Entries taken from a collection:
·····

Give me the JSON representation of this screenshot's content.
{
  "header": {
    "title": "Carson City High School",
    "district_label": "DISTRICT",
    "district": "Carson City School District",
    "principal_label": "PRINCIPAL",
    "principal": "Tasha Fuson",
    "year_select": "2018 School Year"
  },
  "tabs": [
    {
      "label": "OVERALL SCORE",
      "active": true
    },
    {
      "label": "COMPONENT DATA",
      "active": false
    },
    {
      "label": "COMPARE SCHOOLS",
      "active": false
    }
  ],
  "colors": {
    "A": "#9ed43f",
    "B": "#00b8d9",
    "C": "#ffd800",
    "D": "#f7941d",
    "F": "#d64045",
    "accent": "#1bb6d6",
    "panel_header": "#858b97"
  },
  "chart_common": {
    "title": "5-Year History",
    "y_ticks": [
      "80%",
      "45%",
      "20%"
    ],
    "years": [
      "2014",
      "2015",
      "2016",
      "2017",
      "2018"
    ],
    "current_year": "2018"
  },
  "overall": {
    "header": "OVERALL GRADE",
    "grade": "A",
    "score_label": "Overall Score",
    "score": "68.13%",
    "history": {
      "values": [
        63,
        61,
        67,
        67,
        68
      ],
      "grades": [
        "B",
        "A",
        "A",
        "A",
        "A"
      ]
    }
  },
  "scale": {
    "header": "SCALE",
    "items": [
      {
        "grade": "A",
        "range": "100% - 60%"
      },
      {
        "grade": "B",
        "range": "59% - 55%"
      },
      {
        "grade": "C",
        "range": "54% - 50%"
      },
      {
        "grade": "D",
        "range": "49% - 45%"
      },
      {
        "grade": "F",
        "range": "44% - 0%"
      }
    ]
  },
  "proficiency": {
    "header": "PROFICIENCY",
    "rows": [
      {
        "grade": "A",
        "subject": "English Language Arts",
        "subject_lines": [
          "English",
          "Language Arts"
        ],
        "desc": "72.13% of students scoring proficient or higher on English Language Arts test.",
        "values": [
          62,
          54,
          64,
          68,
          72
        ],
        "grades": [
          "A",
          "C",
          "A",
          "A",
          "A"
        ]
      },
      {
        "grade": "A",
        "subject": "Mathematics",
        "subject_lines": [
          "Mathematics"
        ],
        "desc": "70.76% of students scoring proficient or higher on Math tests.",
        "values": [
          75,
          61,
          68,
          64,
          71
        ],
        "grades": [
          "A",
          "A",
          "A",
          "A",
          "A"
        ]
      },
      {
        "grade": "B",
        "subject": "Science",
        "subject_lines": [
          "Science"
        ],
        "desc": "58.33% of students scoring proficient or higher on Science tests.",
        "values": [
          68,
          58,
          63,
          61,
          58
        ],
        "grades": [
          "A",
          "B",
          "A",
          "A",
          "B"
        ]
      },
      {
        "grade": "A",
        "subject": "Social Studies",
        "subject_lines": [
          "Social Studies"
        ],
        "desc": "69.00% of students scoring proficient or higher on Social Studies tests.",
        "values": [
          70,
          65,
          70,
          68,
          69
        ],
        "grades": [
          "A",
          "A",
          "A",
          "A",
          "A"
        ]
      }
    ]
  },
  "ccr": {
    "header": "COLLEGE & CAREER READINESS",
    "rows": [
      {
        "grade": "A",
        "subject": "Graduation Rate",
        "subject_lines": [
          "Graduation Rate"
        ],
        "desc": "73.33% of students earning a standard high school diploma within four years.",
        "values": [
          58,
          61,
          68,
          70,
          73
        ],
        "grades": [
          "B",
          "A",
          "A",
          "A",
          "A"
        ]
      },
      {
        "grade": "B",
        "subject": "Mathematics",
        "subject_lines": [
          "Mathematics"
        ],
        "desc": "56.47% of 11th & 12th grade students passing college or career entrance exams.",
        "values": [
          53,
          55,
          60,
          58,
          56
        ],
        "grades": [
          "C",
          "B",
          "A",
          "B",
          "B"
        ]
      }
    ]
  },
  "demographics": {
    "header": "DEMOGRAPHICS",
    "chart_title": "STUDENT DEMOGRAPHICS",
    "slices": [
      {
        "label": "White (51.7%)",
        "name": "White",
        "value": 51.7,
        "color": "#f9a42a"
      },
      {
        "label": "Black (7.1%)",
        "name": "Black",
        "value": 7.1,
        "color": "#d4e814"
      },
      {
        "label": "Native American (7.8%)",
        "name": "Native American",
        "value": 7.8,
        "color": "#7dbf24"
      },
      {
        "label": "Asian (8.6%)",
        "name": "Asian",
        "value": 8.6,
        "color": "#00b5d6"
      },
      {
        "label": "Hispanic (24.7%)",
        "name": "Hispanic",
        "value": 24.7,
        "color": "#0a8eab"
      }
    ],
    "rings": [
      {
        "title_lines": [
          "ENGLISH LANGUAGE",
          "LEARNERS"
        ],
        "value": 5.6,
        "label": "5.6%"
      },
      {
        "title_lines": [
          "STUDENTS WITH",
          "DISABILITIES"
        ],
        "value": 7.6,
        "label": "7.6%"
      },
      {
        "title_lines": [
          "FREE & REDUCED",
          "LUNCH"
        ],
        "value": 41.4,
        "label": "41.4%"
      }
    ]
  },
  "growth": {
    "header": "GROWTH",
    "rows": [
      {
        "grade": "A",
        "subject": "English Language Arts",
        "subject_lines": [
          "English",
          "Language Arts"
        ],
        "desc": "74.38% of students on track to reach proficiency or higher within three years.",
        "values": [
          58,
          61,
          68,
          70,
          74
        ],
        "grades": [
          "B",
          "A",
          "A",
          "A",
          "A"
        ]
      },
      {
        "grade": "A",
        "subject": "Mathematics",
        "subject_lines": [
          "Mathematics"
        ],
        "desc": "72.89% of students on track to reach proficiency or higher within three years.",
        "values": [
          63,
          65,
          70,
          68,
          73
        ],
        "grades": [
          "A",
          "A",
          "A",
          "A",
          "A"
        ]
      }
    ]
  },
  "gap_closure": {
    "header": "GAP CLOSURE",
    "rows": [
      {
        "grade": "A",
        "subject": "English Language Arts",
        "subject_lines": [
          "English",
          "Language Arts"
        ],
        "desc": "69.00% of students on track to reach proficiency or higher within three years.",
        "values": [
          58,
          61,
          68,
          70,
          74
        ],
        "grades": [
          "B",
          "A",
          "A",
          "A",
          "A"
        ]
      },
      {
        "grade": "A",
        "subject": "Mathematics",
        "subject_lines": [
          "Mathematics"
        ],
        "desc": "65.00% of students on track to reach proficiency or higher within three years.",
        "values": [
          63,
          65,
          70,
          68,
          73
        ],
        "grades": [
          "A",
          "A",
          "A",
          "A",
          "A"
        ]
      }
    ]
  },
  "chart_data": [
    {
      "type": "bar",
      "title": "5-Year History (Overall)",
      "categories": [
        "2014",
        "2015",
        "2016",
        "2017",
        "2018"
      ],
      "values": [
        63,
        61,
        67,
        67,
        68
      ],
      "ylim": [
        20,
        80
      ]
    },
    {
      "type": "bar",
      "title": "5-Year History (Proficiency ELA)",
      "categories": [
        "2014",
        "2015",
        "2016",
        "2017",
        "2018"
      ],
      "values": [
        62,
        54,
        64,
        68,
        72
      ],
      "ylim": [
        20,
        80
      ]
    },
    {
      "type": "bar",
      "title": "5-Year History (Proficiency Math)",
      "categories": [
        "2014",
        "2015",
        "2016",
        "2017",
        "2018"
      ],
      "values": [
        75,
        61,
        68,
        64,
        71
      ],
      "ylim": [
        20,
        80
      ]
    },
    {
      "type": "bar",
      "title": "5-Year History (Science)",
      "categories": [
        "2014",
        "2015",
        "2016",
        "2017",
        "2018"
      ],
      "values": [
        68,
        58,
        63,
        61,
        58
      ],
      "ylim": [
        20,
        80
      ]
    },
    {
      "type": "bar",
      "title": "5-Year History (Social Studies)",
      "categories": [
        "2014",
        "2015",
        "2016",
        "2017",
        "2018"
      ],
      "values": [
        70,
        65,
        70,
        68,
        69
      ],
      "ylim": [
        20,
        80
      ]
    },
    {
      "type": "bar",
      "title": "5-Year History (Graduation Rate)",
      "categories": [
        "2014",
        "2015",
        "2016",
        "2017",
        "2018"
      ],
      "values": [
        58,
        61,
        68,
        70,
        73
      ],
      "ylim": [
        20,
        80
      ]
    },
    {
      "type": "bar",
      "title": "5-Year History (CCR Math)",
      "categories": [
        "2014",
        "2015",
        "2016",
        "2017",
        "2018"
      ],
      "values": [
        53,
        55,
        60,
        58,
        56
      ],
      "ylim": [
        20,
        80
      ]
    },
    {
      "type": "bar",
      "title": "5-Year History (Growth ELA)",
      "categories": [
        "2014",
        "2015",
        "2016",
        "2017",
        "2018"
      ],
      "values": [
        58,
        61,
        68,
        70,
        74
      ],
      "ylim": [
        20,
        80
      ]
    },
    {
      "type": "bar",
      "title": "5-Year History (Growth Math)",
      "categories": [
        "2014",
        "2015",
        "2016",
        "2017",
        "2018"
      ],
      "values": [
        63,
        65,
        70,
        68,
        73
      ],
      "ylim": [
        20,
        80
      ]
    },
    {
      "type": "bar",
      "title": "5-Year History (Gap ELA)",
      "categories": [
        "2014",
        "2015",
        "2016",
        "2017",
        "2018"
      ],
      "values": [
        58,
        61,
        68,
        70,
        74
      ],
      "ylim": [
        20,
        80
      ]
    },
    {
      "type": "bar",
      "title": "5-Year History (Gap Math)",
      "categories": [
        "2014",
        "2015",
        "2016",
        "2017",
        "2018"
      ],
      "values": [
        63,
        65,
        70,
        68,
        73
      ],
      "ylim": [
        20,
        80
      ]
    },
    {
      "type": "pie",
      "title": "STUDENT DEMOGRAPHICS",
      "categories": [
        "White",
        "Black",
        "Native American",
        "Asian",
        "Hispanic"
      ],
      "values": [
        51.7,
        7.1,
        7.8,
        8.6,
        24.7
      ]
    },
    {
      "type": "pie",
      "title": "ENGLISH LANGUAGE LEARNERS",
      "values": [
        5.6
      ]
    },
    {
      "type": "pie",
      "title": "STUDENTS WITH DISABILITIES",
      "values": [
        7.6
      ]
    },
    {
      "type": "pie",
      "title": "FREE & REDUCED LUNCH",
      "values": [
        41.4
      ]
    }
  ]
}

·····

--- STATED PROBLEM ---
Identify each line in the entries with the word "name" and copy it.

--- ANSWER TO THIS EXERCISE ---
        "name": "White",
        "name": "Black",
        "name": "Native American",
        "name": "Asian",
        "name": "Hispanic",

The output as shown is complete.